▸ **Work required**: Filter the records for lines holding the string "yyyy".

▸ **Listed records**:
◇ ◇ ◇ ◇ ◇ ◇ ◇

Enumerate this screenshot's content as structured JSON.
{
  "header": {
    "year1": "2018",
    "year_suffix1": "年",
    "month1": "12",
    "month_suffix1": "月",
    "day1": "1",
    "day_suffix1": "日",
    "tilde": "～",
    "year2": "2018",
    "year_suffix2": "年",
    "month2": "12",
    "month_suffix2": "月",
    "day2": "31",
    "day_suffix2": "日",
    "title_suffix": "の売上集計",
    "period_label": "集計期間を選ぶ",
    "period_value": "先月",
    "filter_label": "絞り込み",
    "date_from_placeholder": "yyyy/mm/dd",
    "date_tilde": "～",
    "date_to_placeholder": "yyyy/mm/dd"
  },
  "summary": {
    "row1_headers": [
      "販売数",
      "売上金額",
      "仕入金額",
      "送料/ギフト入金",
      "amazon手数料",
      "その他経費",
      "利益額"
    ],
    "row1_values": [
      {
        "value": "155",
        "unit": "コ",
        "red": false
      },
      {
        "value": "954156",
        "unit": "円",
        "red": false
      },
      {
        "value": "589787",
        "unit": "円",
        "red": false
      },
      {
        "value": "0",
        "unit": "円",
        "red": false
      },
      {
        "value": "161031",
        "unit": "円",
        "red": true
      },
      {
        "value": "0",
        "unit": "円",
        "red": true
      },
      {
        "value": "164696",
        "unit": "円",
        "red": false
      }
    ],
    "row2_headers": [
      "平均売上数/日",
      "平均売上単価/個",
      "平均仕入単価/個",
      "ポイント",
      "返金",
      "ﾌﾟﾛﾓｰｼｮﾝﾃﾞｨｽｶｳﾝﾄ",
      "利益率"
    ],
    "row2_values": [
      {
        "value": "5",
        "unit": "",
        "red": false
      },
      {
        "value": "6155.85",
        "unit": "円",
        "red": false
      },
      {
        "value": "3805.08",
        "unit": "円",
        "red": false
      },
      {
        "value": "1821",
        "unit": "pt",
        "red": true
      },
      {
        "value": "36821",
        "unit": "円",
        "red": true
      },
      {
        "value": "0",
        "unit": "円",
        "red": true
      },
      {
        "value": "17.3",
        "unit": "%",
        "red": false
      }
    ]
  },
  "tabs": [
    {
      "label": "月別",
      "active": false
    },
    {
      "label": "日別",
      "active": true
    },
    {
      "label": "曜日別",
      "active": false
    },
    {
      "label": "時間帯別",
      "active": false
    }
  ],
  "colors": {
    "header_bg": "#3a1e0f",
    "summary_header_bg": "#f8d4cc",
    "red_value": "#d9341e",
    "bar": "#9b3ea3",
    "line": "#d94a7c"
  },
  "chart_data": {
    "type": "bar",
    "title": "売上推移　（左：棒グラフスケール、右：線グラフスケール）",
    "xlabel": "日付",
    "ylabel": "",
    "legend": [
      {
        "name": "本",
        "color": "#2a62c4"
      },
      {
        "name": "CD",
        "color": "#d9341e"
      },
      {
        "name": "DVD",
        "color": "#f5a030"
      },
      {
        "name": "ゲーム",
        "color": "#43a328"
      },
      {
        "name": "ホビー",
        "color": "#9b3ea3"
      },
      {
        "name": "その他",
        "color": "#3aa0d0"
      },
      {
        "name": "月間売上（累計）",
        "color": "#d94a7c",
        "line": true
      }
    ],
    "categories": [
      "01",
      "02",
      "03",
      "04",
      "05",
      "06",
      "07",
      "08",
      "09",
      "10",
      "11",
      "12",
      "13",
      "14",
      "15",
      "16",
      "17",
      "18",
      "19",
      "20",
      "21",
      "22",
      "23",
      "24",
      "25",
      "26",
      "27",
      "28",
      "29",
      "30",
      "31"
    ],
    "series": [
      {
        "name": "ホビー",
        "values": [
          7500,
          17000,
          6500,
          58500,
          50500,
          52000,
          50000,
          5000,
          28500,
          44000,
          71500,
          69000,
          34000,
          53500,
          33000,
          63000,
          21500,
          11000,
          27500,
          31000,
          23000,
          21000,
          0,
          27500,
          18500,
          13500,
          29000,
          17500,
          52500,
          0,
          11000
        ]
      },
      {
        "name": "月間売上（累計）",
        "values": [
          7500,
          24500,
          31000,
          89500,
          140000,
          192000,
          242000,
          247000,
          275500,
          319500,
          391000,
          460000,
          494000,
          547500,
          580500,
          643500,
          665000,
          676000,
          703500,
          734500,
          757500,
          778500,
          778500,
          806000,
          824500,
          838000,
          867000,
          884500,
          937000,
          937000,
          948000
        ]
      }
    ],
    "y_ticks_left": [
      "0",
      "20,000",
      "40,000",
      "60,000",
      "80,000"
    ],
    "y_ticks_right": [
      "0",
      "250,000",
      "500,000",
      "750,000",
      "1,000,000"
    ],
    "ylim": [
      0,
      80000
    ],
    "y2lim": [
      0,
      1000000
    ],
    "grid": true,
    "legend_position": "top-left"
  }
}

◇ ◇ ◇ ◇ ◇ ◇ ◇

▸ **Correct output**:
    "date_from_placeholder": "yyyy/mm/dd",
    "date_to_placeholder": "yyyy/mm/dd"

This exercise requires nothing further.